Copy every line from the records below that holds the word "Vialaser".
── Listed records ──
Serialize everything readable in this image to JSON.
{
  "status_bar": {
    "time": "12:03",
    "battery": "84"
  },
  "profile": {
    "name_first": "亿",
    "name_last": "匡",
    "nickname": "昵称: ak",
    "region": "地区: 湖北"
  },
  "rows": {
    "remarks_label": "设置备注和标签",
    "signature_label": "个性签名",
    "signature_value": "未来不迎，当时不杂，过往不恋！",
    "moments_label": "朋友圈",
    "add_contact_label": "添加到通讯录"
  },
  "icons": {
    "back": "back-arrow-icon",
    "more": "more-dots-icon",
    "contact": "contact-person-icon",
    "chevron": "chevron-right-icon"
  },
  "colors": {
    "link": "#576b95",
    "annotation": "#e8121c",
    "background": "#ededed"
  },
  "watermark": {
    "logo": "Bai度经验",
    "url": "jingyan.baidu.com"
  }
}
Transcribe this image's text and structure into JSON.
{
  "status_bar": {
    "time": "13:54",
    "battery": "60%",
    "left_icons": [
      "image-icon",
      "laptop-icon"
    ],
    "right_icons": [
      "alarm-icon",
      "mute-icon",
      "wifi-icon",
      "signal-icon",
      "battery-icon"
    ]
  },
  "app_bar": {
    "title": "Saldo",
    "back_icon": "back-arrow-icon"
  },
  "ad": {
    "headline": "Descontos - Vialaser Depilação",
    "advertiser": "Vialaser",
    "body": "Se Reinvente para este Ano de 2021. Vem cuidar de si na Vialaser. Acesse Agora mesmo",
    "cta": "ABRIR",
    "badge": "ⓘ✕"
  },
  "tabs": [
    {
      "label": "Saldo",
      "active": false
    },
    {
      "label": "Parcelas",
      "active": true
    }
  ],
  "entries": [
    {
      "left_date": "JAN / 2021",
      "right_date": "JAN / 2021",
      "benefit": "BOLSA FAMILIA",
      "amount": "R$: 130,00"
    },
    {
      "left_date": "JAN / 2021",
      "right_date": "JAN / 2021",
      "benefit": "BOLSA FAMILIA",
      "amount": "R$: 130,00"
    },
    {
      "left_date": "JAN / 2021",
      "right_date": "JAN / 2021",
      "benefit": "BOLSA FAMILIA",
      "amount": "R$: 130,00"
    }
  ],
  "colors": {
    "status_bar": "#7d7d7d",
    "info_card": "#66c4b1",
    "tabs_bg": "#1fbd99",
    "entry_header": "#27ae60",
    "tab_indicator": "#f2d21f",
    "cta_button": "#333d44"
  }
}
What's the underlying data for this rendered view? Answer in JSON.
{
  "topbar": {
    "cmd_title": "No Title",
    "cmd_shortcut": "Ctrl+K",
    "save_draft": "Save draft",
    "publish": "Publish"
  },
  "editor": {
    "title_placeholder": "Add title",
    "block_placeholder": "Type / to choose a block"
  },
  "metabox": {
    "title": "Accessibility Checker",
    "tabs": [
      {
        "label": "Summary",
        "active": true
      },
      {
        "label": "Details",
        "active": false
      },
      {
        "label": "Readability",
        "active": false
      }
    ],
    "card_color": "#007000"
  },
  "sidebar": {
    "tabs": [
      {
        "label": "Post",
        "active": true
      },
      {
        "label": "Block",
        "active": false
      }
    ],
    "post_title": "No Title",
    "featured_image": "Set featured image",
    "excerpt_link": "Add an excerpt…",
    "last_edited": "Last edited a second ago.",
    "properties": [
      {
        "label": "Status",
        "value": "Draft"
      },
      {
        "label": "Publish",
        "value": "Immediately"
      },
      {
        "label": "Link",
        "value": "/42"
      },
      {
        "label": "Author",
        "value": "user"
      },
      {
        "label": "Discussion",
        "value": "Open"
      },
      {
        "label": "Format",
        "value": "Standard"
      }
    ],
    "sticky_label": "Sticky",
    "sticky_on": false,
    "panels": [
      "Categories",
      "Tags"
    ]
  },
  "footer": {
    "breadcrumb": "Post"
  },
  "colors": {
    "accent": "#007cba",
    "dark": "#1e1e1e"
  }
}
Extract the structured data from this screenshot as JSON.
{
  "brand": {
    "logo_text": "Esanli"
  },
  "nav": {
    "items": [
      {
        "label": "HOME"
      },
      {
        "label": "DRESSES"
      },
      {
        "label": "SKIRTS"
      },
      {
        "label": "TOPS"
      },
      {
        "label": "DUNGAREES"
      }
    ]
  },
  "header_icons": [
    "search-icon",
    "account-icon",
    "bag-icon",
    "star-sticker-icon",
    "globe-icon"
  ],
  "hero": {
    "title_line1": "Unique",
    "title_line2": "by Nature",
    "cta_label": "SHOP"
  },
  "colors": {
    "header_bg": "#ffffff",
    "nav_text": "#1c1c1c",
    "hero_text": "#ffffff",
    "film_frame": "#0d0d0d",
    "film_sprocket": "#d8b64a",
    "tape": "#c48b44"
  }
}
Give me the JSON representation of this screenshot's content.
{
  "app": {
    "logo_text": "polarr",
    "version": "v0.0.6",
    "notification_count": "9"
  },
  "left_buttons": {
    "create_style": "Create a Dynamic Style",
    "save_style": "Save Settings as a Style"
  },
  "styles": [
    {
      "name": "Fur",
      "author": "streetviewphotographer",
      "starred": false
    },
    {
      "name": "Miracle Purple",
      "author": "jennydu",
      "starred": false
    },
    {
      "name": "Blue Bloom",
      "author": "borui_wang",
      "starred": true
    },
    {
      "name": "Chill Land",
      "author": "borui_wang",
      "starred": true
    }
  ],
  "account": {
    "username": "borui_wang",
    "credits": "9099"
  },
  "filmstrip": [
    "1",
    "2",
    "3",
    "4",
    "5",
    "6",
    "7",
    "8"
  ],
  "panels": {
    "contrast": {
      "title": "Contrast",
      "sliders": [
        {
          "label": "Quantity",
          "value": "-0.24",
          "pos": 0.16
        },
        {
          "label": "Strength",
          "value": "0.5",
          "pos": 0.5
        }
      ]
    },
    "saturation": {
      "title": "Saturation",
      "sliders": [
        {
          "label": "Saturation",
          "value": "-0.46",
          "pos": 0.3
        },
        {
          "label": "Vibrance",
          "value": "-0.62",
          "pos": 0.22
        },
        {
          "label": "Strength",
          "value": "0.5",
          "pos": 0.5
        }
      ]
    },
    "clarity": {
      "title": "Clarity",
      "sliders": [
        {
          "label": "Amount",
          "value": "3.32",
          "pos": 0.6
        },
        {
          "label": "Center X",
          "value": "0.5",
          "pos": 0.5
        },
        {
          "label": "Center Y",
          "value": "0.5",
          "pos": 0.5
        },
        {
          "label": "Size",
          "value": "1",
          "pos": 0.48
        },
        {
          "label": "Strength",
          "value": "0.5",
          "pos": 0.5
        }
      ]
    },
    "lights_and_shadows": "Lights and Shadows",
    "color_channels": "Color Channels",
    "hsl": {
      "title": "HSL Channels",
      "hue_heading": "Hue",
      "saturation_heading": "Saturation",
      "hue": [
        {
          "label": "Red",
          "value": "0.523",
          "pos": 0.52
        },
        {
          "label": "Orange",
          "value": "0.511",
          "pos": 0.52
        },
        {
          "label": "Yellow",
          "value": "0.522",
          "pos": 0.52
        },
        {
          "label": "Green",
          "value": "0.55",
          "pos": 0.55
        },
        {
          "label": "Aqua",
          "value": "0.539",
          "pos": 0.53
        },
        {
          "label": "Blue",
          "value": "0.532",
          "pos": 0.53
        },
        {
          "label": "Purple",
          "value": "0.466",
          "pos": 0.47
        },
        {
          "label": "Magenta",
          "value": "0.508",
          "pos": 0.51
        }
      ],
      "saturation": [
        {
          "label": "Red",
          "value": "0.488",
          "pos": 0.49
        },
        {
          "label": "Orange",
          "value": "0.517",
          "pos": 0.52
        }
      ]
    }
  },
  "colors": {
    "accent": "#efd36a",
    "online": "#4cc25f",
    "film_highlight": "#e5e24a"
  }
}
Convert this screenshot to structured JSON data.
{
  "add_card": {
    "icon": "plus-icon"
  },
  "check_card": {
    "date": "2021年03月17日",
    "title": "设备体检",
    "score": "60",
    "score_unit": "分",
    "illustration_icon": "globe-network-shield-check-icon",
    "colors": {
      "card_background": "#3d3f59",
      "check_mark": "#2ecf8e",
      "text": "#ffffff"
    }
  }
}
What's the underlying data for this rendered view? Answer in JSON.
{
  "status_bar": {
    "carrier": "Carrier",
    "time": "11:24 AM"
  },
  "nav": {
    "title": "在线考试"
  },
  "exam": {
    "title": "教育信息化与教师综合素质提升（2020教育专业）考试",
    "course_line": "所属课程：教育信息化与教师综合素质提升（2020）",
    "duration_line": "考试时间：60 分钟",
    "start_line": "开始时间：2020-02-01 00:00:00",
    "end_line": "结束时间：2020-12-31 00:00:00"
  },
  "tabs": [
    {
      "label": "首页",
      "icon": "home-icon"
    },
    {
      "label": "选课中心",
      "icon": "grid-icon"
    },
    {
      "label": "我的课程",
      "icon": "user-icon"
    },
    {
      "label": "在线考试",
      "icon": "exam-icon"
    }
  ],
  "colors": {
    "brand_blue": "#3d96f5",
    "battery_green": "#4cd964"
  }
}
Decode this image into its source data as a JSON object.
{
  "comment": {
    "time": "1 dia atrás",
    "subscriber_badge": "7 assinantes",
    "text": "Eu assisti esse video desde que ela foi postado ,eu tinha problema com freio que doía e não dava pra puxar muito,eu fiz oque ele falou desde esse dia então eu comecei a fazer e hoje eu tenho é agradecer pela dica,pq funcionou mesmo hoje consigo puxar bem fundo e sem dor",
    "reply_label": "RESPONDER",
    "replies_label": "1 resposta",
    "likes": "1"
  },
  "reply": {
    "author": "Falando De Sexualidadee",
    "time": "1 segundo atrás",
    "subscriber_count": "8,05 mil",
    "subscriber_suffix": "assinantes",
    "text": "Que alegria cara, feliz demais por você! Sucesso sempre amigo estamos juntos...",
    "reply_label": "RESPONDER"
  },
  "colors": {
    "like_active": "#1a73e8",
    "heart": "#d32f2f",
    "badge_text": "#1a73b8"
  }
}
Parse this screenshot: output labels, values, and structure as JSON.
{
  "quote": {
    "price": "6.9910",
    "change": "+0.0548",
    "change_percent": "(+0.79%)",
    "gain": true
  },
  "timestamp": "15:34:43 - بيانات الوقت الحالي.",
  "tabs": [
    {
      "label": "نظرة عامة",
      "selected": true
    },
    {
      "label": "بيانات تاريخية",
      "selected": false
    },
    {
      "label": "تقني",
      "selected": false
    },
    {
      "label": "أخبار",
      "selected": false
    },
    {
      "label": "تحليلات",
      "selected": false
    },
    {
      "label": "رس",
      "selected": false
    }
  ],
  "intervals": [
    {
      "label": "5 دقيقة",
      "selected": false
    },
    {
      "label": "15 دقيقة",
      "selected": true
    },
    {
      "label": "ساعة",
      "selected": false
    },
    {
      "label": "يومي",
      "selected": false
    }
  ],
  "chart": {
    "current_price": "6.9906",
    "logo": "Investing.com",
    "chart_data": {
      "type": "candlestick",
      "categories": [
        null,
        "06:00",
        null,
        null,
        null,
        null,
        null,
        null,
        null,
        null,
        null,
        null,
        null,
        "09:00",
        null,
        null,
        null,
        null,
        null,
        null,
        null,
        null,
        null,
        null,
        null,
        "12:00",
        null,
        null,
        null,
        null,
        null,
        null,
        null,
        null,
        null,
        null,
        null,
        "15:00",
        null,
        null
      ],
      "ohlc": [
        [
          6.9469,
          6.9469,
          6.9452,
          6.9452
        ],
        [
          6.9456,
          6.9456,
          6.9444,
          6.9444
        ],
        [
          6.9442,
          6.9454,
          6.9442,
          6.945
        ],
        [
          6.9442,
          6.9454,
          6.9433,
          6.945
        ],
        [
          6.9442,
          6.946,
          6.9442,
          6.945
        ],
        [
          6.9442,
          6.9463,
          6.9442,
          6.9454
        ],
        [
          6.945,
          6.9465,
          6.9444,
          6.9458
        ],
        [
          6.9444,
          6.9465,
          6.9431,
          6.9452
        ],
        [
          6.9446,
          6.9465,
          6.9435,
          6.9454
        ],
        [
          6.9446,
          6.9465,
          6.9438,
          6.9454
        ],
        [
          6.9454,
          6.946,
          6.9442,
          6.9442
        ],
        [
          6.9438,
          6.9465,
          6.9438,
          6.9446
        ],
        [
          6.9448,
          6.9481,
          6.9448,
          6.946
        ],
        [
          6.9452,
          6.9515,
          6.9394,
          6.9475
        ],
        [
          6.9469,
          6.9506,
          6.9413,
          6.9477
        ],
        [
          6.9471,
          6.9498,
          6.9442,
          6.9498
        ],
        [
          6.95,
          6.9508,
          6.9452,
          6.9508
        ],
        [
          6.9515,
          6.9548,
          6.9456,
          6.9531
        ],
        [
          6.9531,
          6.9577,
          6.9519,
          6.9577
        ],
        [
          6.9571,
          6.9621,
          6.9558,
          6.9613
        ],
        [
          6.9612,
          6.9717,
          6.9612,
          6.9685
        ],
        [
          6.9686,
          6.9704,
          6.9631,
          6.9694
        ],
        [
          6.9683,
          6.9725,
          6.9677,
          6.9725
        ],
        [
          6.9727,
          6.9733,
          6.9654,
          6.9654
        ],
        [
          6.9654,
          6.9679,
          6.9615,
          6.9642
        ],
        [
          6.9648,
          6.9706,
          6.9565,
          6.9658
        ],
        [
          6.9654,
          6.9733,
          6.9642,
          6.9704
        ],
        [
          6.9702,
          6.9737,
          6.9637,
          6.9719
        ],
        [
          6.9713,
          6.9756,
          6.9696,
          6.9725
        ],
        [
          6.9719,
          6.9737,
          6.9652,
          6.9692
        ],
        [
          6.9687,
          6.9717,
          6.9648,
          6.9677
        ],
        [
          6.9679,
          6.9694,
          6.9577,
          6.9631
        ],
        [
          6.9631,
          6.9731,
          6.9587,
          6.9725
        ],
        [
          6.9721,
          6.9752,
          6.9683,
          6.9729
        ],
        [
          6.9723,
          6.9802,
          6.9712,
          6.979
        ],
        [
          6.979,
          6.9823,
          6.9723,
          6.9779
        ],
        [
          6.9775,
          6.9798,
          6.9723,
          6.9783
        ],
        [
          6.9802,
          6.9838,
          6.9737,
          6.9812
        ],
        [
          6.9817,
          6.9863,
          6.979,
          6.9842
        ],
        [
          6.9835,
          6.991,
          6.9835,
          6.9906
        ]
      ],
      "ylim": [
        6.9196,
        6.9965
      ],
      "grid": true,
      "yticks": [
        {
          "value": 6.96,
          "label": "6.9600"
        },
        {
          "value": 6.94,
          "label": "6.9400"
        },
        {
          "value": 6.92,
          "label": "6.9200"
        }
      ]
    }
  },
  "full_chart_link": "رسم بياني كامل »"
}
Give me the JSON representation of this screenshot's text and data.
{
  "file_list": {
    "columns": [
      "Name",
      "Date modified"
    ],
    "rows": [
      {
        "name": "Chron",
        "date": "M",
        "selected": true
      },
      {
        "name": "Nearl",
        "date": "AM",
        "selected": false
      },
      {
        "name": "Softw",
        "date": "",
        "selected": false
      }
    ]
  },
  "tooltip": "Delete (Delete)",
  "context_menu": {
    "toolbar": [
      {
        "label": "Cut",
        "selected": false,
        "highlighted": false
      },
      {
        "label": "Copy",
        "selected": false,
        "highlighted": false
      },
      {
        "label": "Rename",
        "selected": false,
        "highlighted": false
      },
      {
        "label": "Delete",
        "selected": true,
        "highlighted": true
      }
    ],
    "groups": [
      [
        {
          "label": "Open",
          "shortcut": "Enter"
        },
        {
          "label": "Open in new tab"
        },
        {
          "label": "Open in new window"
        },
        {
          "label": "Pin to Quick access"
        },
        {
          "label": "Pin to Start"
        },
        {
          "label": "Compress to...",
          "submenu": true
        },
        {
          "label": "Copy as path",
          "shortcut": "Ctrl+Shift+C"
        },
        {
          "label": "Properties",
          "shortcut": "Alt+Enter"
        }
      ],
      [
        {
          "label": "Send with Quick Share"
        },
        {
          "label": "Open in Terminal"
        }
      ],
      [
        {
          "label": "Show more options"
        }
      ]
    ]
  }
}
───
◆ Exercise result ◆
    "headline": "Descontos - Vialaser Depilação",
    "advertiser": "Vialaser",
    "body": "Se Reinvente para este Ano de 2021. Vem cuidar de si na Vialaser. Acesse Agora mesmo",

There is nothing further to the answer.